GIVEN PASSAGE:
* BEGIN *

On the trial in the circuit court, the plaintiff gave in evidence its patent, and, to show the date of the location of the lode claim by the defendants, produced the certificate of their location. This certificate is dated January 2, 1883, and alleges a location made on that day upon a discovery of the same date.
To establish the existence of the lode claimed by the defendants, the testimony of four witnesses was introduced. One of them, Leonhardy, was allowed to testify, against the objection of the plaintiff, as to the existence of various lodes in the
vicinity of the placer claim of William Moyer and the placer claim of Wells and Moyer, and of the character of their underground workings. He was also permitted, under like objection, to give the statements of one Stevens, made to him years before, as to the latter's opinion then of the existence of a large body of mineral wealth under the surface of the country "round about there," although his interest in the premises in controversy was only acquired by purchase with Leiter from the owners of the placer claim after they had applied for a patent, and the statements were not made in the hearing of such owners. Testimony of this character was, in my judgment, clearly inadmissible. The testimony of Sullivan, one of the locators of the lode in suit, only went to the character of that lode, the extent to which a shaft had been sunk, its developments, and also as to the existence of other lodes in the vicinity of the placer claim. There was not a particle of evidence from any source showing that the vein or lode located by the defendants was known to exist at the date of the application for the placer patent, much less that its existence was brought to the knowledge of the patentee. Its location was nearly five years after the application for the placer patent, and nearly four years after the patent was issued. The existence of the Mike tunnel and its extension within the boundaries of the Moyer placer claim (not the placer claim involved in this case) can have no bearing upon the questions presented, even if there had been at any time discovered within that tunnel valuable mineral of sufficient extent to justify the expenditure of time and money for its development.
Upon the close of the testimony, the court instructed the jury that the plaintiff was entitled to recover, the defendants' location not having been made until after the patent was issued, and directed them to find a verdict in its favor. They accordingly found such verdict, and the question before this Court is as to the correctness of this instruction.

* END *

REQUIREMENTS:
#1 Answer these questions from the court opinion on the lode claim, one answer per line, labeled (a) through (c):
(a) What date appears on the certificate of the defendants' location?
(b) How many witnesses testified to establish the existence of the lode claimed by the defendants?
(c) In whose favor did the court direct the jury to find a verdict?
#2 In the court opinion on the lode claim, rewrite the paragraph beginning "Upon the close of the testimony" in fewer words, keeping its main facts.
#3 Continue the court opinion on the lode claim from its last sentence.

DATA RECORDS:

* BEGIN *

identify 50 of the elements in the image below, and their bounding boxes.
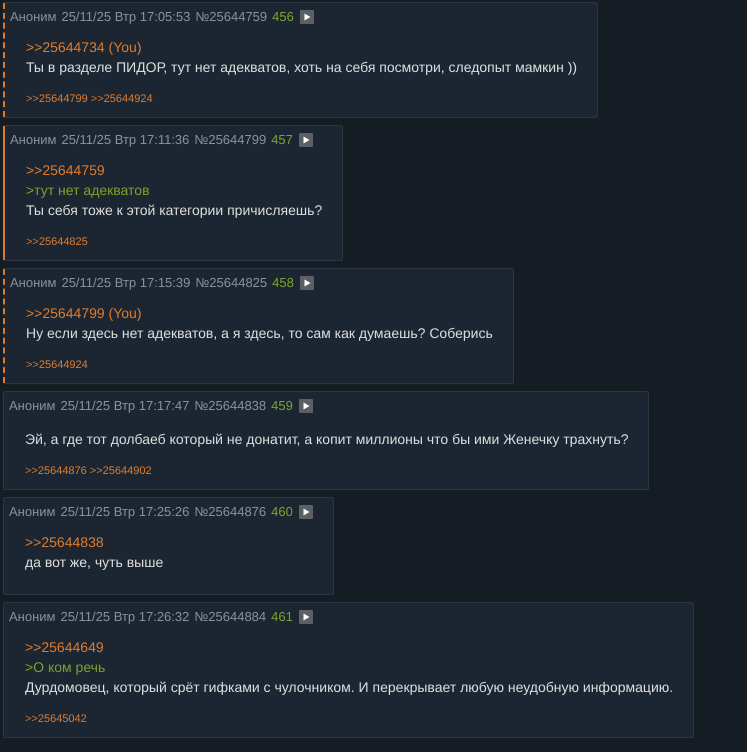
post-ordinal: 459 bbox=[271, 397, 293, 416]
post-number[interactable]: №25644799 bbox=[194, 130, 266, 150]
backlink[interactable]: >>25644799 bbox=[26, 91, 88, 107]
reply-link[interactable]: >>25644838 bbox=[25, 532, 104, 552]
post-text: Дурдомовец, который срёт гифками с чулочником. И перекрывает любую неудобную информацию. bbox=[25, 678, 674, 697]
play-icon[interactable] bbox=[298, 610, 313, 624]
poster-name: Аноним bbox=[10, 8, 56, 26]
post-date: 25/11/25 Втр 17:15:39 bbox=[61, 274, 190, 292]
post-ordinal: 461 bbox=[271, 608, 293, 626]
poster-name: Аноним bbox=[9, 397, 56, 416]
post-ordinal: 457 bbox=[271, 131, 293, 150]
backlink[interactable]: >>25644825 bbox=[26, 234, 88, 250]
play-icon[interactable] bbox=[298, 505, 313, 519]
post-date: 25/11/25 Втр 17:25:26 bbox=[60, 503, 190, 522]
play-icon[interactable] bbox=[298, 399, 313, 413]
post-date: 25/11/25 Втр 17:17:47 bbox=[60, 397, 190, 416]
post-number[interactable]: №25644876 bbox=[194, 502, 266, 522]
play-icon[interactable] bbox=[300, 10, 314, 24]
post-number[interactable]: №25644838 bbox=[194, 396, 266, 416]
backlink[interactable]: >>25644876 bbox=[25, 463, 87, 479]
quote-text: >тут нет адекватов bbox=[26, 181, 150, 200]
poster-name: Аноним bbox=[10, 274, 56, 292]
backlink[interactable]: >>25645042 bbox=[25, 711, 87, 727]
poster-name: Аноним bbox=[9, 608, 56, 626]
reply-link[interactable]: >>25644759 bbox=[26, 160, 105, 180]
backlink[interactable]: >>25644924 bbox=[90, 91, 153, 107]
backlink[interactable]: >>25644924 bbox=[26, 357, 88, 373]
poster-name: Аноним bbox=[9, 503, 56, 522]
post-date: 25/11/25 Втр 17:26:32 bbox=[60, 608, 190, 626]
post-number[interactable]: №25644759 bbox=[195, 7, 268, 27]
post-text: Ну если здесь нет адекватов, а я здесь, то сам как думаешь? Соберись bbox=[26, 324, 493, 343]
play-icon[interactable] bbox=[298, 133, 313, 147]
post-ordinal: 460 bbox=[271, 503, 293, 522]
post-date: 25/11/25 Втр 17:11:36 bbox=[61, 131, 190, 150]
post-text: Ты в разделе ПИДОР, тут нет адекватов, хоть на себя посмотри, следопыт мамкин )) bbox=[26, 58, 578, 77]
post-date: 25/11/25 Втр 17:05:53 bbox=[61, 8, 190, 26]
post-text: да вот же, чуть выше bbox=[25, 553, 164, 572]
quote-text: >О ком речь bbox=[25, 658, 106, 677]
reply-link[interactable]: >>25644799 (You) bbox=[26, 303, 142, 323]
post-ordinal: 456 bbox=[272, 8, 294, 26]
poster-name: Аноним bbox=[10, 131, 56, 150]
post-ordinal: 458 bbox=[272, 274, 294, 292]
play-icon[interactable] bbox=[300, 276, 314, 290]
backlink[interactable]: >>25644902 bbox=[90, 463, 152, 479]
reply-link[interactable]: >>25644649 bbox=[25, 637, 104, 657]
post-number[interactable]: №25644825 bbox=[195, 273, 268, 293]
post-text: Ты себя тоже к этой категории причисляешь? bbox=[26, 201, 322, 220]
reply-link[interactable]: >>25644734 (You) bbox=[26, 37, 142, 57]
post-text: Эй, а где тот долбаеб который не донатит, а копит миллионы что бы ими Женечку трахнуть? bbox=[25, 430, 628, 449]
post-number[interactable]: №25644884 bbox=[194, 607, 266, 627]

* END *

TASK RESPONSES:
#1
(a) January 2, 1883.
(b) Four.
(c) The plaintiff.

#2 After the testimony closed, the court told the jury that the plaintiff could recover because the defendants located their claim only after the patent was issued, and it directed a verdict for the plaintiff. The jury returned that verdict, and this Court must decide whether the instruction was correct.

#3
Exceptions to the operation of the patent are founded upon section 2333 of the Revised Statutes, which is as follows:
"Where the same person, association, or corporation is in possession of a placer claim, and also a vein or lode included
within the boundaries thereof, application shall be made for a patent for the placer claim, with the statement that it includes such vein or lode, and in such case a patent shall issue for the placer claim, subject to the provisions of this chapter, including such vein or lode, upon the payment of five dollars per acre for such vein or lode claim, and twenty-five feet of surface on each side thereof. The remainder of the placer claim, or any placer claim not embracing any vein or lode claim, shall be paid for at the rate of two dollars and fifty cents per acre, together with all costs of proceedings, and where a vein or lode, such as is described in section twenty-three hundred and twenty, is known to exist within the boundaries of a placer claim, and application for a patent for such placer claim which does not include an application for the vein or lode claim shall be construed as a conclusive declaration that the claimant of the placer claim has no right of possession of the vein or lode claim; but where the existence of a vein or lode in a placer claim is not known, a patent for the placer claim shall convey all valuable mineral and other deposits within the boundaries thereof."
This section, as this Court has said on more than one occasion, makes provision for three distinct classes of cases:
1. Where one applies for a placer patent, who is at the time in the possession of a vein or lode included within its boundaries, he must state the fact, and then, on payment of the sum required for a vein or lode claim and twenty-five feet on each side of it at $5.00 an acre, and $2.50 an acre for the placer claim, a patent will issue to him covering both claim and lode.
2. Where a vein or lode such as is described in a previous section of the Revised Statutes -- that is, of quartz or other rock in place bearing gold, silver, cinnabar, lead, tin, copper, or other valuable deposits -- is known to exist at the time within the boundaries of the placer claim, the application for a patent therefor, which does not also include an application for the vein or lode, will be construed as a conclusive declaration that the claimant of the placer claim has no right of possession to the vein or lode.
3. Where the existence of a vein or lode in a placer claim is not known at the time of the application for a patent, that instrument will convey all valuable mineral and other deposits within its boundaries. Iron Silver Mining Company v. Reynolds, 124 U. S. 374, 124 U. S. 382; also Reynolds v. Iron Silver Mining Co., 116 U. S. 687, 116 U. S. 696.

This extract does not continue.